Dataset records
★ ★ ★ ★
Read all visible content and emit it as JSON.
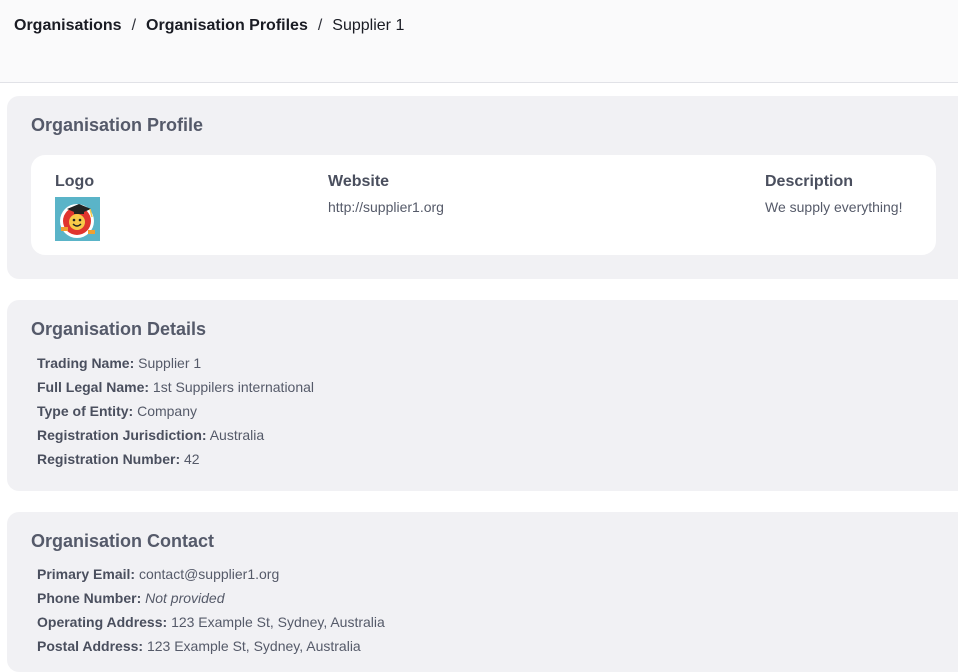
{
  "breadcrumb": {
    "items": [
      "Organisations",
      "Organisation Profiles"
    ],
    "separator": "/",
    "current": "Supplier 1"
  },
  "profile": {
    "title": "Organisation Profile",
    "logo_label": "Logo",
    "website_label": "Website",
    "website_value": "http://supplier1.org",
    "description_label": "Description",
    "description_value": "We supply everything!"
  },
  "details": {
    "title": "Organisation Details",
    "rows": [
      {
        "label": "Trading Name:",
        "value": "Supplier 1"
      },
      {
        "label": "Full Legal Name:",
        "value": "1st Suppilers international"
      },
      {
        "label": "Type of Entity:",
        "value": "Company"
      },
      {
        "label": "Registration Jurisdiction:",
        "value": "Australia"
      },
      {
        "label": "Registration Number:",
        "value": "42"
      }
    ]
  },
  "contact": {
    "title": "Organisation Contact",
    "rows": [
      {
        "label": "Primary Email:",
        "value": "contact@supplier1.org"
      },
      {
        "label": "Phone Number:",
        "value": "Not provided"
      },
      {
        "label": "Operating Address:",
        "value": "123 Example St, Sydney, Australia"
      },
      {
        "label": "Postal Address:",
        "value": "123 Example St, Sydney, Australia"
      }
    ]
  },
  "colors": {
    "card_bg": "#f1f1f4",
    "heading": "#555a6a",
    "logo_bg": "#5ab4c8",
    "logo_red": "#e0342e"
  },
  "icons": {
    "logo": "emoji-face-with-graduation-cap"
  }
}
★ ★ ★ ★
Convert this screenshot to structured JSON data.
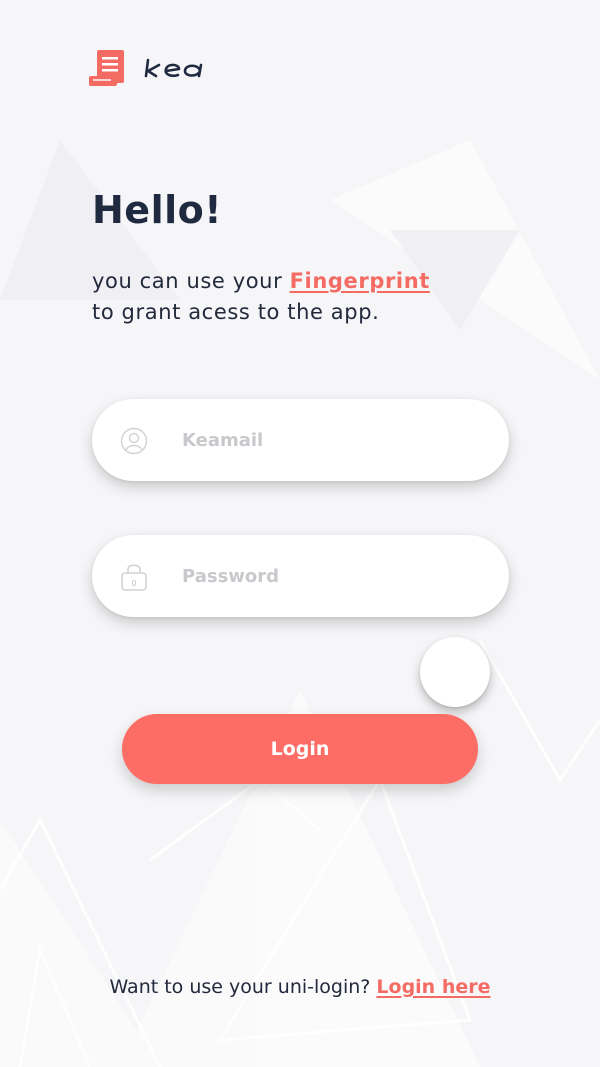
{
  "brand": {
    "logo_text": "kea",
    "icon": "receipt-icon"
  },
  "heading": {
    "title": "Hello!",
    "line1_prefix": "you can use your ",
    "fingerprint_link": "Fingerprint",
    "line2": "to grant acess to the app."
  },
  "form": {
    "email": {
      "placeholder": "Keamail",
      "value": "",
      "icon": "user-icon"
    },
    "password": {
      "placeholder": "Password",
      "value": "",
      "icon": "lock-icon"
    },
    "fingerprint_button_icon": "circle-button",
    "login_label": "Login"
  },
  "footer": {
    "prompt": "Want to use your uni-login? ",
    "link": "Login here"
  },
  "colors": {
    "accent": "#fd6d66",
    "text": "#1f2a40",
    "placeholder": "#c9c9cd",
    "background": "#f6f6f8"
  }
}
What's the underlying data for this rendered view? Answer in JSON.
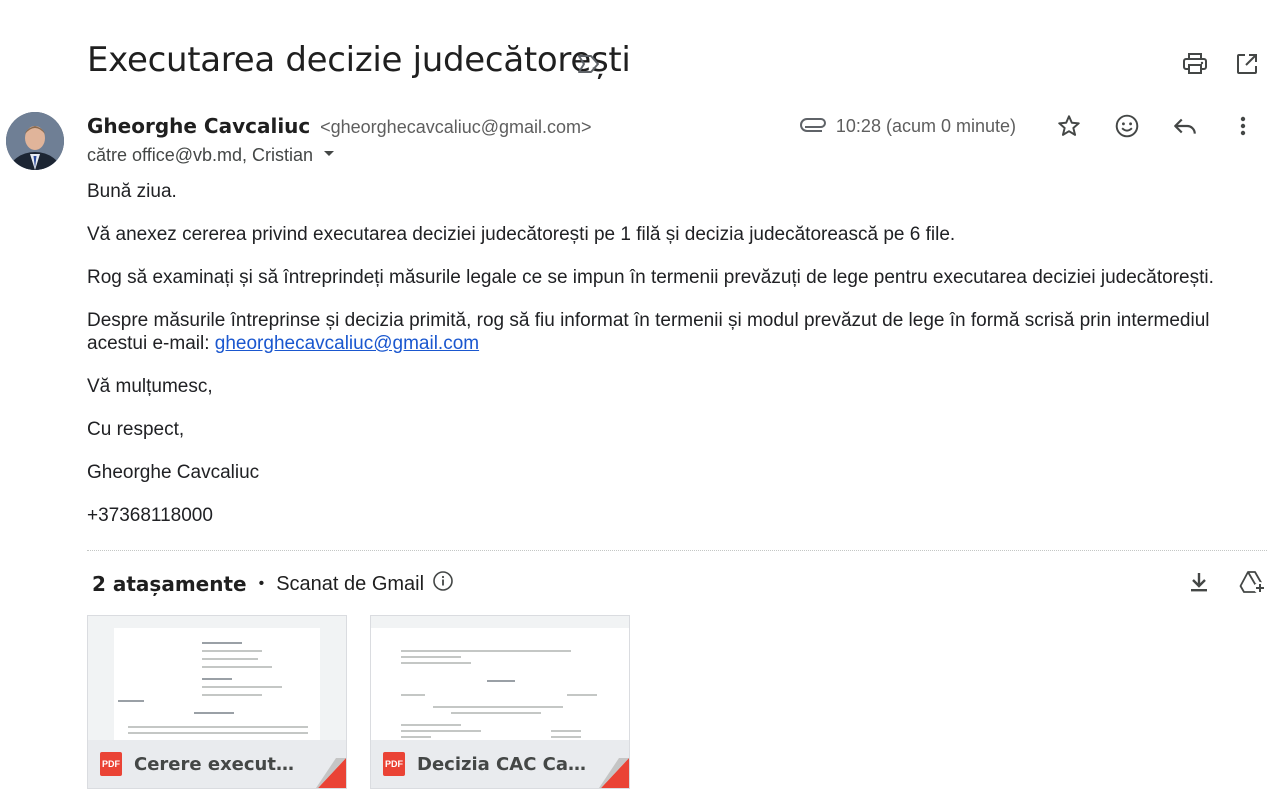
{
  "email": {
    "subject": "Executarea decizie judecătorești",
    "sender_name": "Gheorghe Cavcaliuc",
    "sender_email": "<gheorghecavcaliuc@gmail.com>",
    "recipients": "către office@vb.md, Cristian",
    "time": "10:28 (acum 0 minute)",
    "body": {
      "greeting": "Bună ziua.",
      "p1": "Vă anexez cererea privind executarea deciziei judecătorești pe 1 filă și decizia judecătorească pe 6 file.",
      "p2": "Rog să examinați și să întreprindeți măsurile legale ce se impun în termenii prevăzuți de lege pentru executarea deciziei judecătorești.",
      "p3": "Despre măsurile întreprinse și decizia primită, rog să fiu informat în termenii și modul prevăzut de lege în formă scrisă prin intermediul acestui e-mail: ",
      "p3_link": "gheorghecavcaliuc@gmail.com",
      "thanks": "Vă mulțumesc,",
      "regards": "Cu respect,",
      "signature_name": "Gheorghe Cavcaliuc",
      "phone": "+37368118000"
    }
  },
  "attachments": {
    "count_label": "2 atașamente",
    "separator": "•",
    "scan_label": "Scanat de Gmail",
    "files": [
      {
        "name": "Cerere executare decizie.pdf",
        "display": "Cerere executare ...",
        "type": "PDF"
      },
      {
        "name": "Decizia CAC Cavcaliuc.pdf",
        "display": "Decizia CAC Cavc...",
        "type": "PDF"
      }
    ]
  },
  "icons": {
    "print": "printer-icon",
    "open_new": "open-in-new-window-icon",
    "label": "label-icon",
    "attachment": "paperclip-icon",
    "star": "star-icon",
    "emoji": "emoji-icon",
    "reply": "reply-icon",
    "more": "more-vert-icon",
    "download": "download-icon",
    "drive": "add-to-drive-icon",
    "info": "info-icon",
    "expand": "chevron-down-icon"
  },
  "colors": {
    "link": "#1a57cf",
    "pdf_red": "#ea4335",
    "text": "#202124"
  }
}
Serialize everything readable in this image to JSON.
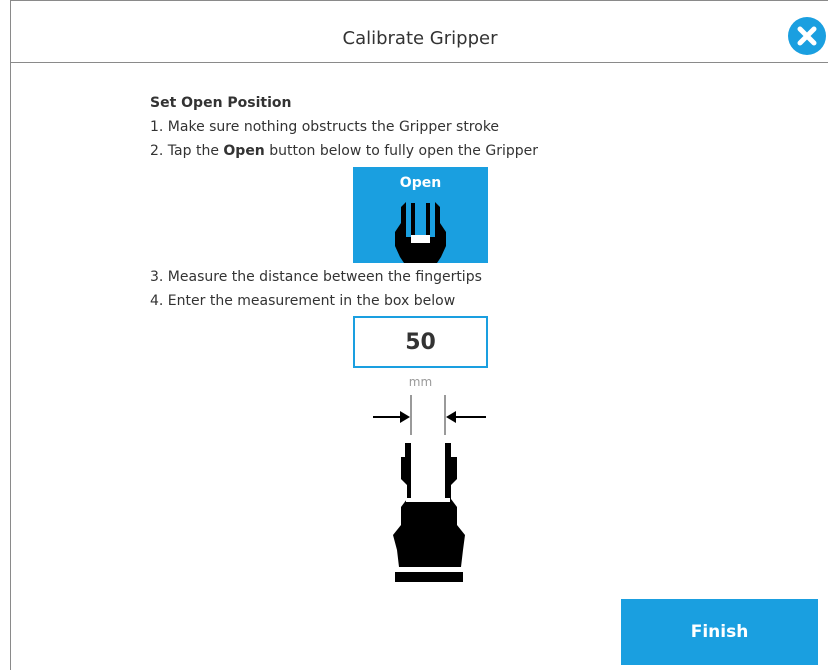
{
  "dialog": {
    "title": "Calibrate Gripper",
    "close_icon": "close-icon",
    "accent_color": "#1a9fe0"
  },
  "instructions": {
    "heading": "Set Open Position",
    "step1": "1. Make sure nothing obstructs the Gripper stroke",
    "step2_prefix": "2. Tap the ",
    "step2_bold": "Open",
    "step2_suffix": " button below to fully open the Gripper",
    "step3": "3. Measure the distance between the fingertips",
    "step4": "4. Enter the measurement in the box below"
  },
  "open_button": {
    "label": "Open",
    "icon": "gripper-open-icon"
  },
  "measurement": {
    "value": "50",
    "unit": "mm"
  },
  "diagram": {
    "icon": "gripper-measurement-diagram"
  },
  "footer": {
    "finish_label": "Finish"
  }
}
★ ★ ★ ★
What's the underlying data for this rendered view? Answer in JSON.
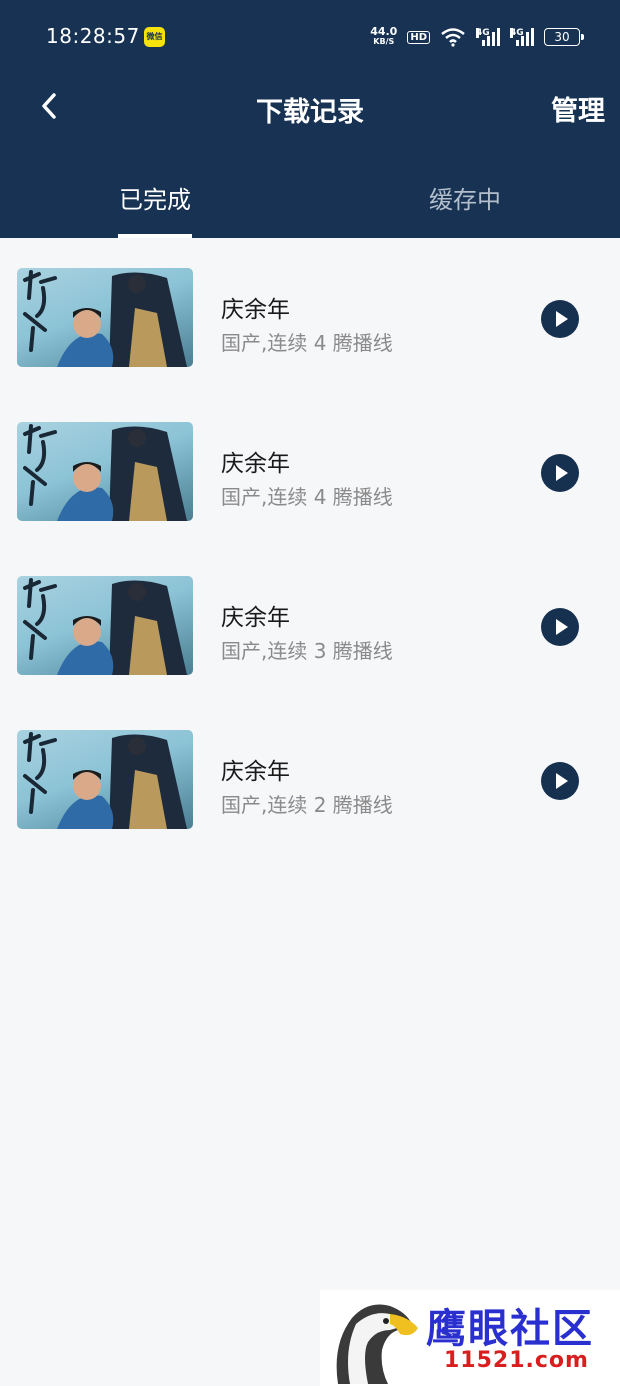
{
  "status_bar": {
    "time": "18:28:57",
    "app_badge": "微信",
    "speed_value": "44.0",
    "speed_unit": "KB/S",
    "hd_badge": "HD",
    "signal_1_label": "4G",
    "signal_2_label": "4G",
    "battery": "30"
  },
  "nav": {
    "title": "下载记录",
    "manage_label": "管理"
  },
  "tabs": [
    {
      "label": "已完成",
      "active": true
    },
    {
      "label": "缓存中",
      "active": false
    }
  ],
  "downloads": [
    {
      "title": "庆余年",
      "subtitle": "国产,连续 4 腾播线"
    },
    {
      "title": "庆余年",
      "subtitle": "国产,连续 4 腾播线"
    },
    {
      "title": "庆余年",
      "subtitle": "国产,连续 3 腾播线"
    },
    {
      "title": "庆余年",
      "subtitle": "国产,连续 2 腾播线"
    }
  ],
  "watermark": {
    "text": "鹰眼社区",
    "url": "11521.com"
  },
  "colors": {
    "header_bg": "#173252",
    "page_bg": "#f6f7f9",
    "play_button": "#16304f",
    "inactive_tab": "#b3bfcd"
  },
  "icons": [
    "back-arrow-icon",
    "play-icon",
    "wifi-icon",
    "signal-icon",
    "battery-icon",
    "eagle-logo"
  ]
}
★ ★ ★ ★
Stated task:
Among the lines of the material, find those that hold the word "your" and copy them.

Written response:
    "line1_prefix": "you can use your ",
    "prompt": "Want to use your uni-login? ",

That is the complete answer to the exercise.